Exercise task: Reproduce verbatim the lines from the one containing "product-reference: HFD416 [58, 40, 118, 57]" through the one containing "feature-label: Width [217, 278, 238, 287]", inclusive.

Provided data:
▼

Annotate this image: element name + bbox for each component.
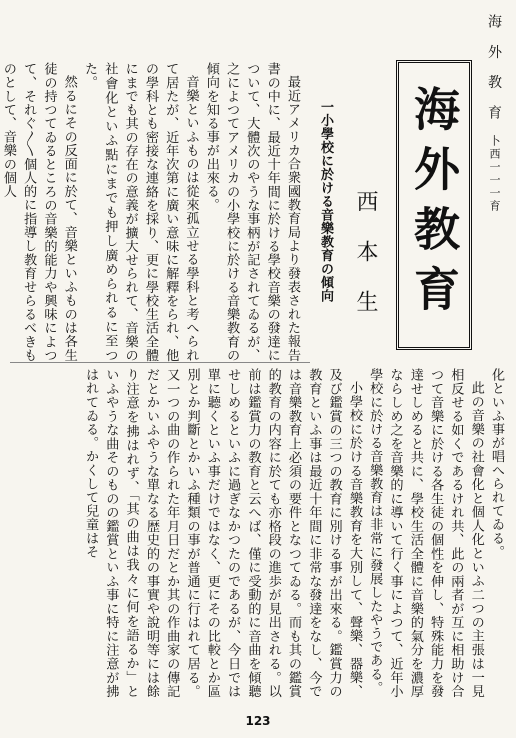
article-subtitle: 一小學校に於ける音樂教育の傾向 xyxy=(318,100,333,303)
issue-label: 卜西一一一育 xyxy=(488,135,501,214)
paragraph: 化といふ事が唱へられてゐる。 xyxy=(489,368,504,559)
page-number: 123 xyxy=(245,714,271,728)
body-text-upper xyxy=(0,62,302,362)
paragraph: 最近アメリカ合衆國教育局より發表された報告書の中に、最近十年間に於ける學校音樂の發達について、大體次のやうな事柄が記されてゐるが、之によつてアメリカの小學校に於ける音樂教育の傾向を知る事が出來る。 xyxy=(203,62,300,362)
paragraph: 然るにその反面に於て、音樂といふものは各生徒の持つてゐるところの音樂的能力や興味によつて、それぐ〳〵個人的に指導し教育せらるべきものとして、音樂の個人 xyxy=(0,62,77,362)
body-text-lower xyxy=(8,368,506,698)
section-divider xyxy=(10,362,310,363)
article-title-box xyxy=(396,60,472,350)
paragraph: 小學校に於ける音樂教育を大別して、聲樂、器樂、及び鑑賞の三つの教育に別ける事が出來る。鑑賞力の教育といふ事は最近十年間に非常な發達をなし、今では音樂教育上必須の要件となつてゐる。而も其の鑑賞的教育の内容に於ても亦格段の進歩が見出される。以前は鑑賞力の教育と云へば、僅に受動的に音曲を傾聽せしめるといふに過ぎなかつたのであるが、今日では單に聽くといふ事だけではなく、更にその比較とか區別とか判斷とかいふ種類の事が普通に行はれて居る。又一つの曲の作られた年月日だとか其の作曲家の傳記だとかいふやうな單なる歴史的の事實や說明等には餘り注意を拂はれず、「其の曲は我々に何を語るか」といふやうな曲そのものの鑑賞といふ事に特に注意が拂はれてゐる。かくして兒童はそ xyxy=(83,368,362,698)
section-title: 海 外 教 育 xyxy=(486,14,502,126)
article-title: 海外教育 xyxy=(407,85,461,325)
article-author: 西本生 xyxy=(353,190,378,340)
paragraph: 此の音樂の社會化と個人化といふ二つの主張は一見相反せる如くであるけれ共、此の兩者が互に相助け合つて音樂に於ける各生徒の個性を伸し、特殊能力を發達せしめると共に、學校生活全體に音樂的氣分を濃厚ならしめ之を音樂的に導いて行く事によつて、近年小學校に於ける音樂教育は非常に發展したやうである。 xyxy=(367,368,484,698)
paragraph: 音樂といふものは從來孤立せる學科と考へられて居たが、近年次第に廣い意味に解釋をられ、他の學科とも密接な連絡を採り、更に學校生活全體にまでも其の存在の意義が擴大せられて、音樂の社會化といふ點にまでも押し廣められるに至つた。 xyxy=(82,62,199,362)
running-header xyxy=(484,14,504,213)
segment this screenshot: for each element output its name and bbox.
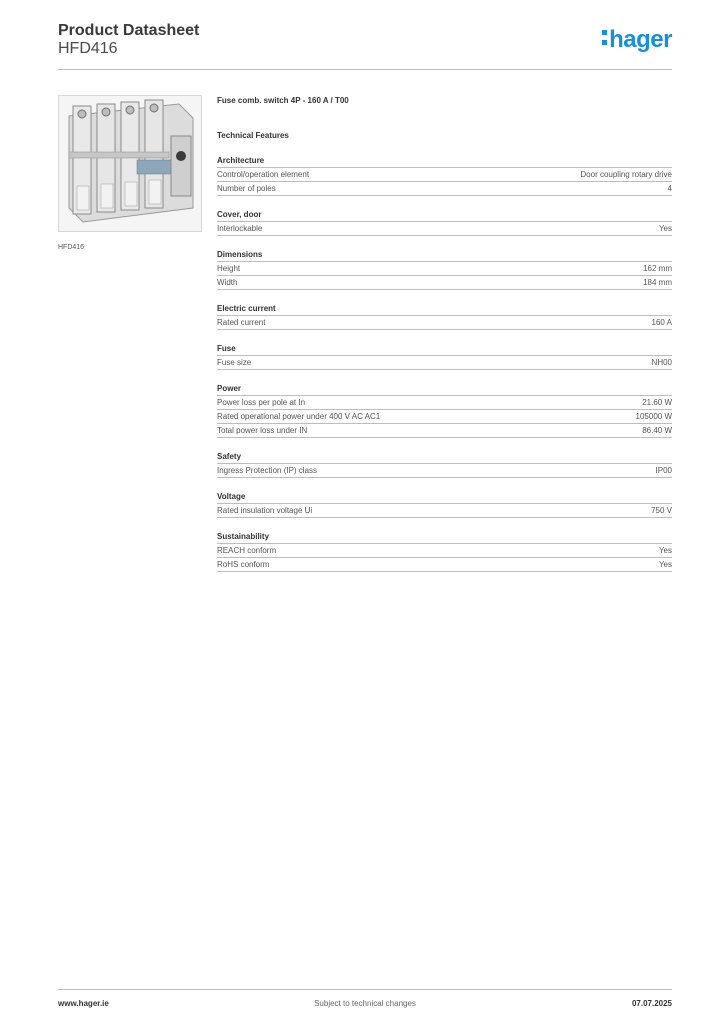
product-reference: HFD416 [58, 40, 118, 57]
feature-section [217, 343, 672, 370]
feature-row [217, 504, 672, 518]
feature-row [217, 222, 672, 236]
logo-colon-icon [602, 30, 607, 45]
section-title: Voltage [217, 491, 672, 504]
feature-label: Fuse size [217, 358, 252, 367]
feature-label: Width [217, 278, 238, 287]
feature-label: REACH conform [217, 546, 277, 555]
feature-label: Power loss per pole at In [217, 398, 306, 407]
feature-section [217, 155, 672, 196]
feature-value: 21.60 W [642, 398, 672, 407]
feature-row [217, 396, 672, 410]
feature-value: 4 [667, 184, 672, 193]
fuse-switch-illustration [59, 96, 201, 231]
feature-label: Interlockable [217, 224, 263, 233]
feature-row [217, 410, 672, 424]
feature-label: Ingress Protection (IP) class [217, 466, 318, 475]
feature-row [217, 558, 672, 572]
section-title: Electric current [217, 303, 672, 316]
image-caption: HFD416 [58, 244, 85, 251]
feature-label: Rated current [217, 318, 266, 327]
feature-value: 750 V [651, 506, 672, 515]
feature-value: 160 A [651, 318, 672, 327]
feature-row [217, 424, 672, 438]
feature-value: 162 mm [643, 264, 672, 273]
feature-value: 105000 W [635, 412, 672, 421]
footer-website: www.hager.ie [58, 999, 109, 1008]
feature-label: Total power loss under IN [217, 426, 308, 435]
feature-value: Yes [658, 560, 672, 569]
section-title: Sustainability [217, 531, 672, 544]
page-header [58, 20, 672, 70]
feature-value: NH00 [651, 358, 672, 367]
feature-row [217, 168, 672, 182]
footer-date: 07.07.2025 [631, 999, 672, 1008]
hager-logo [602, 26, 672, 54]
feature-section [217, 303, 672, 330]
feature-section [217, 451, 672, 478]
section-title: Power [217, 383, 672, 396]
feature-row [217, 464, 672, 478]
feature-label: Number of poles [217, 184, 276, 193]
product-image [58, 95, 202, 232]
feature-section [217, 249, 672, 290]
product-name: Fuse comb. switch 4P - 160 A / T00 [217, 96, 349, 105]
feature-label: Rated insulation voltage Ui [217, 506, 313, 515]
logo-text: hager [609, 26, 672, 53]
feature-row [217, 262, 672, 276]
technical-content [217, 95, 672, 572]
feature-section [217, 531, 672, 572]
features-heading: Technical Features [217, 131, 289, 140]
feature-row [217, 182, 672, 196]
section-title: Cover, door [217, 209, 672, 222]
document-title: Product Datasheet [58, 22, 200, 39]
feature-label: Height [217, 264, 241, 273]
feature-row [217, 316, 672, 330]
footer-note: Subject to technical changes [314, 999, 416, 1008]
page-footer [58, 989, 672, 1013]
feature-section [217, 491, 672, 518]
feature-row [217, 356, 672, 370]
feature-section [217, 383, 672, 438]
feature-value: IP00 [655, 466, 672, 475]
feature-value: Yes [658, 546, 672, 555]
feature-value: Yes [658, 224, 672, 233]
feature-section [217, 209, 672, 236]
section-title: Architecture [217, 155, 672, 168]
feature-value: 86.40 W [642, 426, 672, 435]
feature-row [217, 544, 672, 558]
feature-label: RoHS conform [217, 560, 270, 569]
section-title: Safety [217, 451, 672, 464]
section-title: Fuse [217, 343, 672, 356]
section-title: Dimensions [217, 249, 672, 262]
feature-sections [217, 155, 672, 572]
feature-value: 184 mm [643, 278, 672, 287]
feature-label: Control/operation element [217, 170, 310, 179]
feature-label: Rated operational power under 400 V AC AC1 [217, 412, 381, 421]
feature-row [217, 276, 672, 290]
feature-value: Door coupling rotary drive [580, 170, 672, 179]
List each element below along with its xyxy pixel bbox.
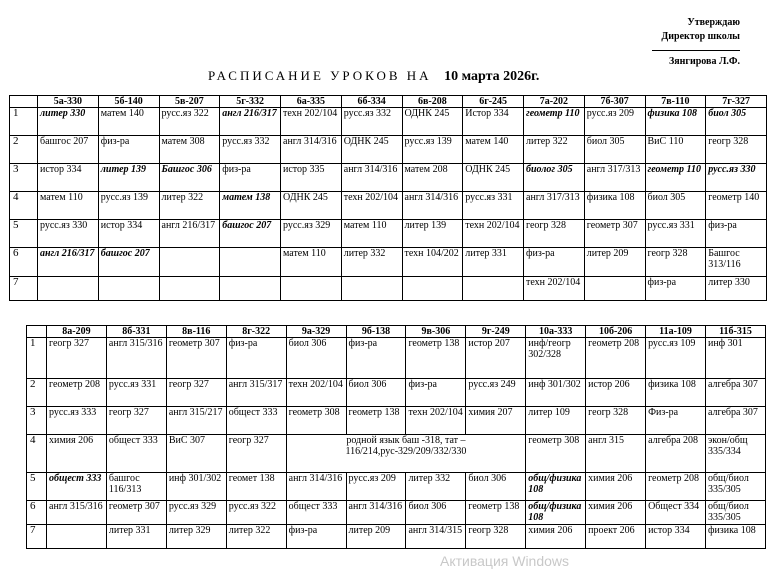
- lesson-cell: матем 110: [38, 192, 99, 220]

▲

Solved exercise:
product-reference: HFD416 [58, 40, 118, 57]
feature-section [217, 343, 672, 370]
feature-row [217, 504, 672, 518]
feature-row [217, 222, 672, 236]
logo-colon-icon [602, 30, 607, 45]
section-title: Voltage [217, 491, 672, 504]
feature-label: Fuse size [217, 358, 252, 367]
feature-label: Width [217, 278, 238, 287]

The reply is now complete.